STATED PROBLEM:
From the listing below, pull out all lines with "title" in them.

MATERIAL TO PROCESS:
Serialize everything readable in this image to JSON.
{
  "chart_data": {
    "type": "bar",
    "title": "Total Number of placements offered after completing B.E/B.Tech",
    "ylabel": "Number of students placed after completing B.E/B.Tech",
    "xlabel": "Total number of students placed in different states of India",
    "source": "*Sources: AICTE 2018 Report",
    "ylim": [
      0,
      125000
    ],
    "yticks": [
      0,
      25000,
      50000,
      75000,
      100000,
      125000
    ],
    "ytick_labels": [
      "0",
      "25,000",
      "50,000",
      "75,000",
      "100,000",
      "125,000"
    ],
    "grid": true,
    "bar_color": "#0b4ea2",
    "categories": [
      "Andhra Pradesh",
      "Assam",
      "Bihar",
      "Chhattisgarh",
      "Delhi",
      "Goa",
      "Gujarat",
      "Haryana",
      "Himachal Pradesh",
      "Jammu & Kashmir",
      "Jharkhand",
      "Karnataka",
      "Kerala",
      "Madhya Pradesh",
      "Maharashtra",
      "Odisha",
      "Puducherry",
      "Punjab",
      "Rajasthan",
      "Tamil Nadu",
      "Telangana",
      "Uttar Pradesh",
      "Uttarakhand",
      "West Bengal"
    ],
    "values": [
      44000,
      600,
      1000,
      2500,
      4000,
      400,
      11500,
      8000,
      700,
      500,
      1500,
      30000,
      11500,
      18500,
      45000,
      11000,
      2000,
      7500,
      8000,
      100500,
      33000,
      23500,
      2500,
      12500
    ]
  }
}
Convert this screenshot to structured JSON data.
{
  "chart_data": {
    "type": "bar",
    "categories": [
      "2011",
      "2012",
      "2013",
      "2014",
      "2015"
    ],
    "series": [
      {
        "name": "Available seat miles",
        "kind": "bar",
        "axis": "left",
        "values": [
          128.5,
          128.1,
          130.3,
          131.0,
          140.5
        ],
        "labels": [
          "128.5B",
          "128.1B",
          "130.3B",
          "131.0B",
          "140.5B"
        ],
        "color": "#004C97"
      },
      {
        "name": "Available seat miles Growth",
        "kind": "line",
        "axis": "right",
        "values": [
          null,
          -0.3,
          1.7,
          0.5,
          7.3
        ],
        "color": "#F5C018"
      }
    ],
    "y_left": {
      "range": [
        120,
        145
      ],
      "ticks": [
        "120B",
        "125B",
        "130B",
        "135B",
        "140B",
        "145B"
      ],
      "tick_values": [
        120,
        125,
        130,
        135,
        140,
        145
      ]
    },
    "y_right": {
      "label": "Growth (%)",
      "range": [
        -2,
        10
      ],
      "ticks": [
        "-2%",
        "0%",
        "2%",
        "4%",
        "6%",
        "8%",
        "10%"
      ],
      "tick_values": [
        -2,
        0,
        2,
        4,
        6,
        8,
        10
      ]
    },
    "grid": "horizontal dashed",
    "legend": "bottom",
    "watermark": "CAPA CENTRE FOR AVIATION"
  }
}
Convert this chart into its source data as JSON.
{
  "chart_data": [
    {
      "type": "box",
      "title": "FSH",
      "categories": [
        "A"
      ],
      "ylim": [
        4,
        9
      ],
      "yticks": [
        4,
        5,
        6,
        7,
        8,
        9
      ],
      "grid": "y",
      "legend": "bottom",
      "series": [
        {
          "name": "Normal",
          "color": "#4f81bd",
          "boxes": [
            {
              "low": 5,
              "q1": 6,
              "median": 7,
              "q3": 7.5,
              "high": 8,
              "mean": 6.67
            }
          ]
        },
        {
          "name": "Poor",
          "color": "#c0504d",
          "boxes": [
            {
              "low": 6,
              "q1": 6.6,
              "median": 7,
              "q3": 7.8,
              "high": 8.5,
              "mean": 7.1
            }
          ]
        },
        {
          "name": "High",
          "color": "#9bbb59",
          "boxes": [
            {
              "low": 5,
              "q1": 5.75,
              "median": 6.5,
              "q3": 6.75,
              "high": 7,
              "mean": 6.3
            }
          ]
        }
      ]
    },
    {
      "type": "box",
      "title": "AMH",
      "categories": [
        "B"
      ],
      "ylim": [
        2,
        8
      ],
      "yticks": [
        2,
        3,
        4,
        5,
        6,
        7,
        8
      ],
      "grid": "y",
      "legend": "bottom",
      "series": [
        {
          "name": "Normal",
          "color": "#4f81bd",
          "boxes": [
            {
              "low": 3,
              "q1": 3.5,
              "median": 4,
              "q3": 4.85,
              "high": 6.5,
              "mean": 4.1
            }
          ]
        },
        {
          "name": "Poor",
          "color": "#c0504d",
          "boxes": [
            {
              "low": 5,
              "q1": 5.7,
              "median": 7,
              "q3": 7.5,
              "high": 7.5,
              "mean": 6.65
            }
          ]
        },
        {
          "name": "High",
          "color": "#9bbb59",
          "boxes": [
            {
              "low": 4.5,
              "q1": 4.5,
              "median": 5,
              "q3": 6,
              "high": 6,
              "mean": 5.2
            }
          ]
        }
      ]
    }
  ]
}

THE COMPLETED TASK:
    "title": "Total Number of placements offered after completing B.E/B.Tech",
      "title": "FSH",
      "title": "AMH",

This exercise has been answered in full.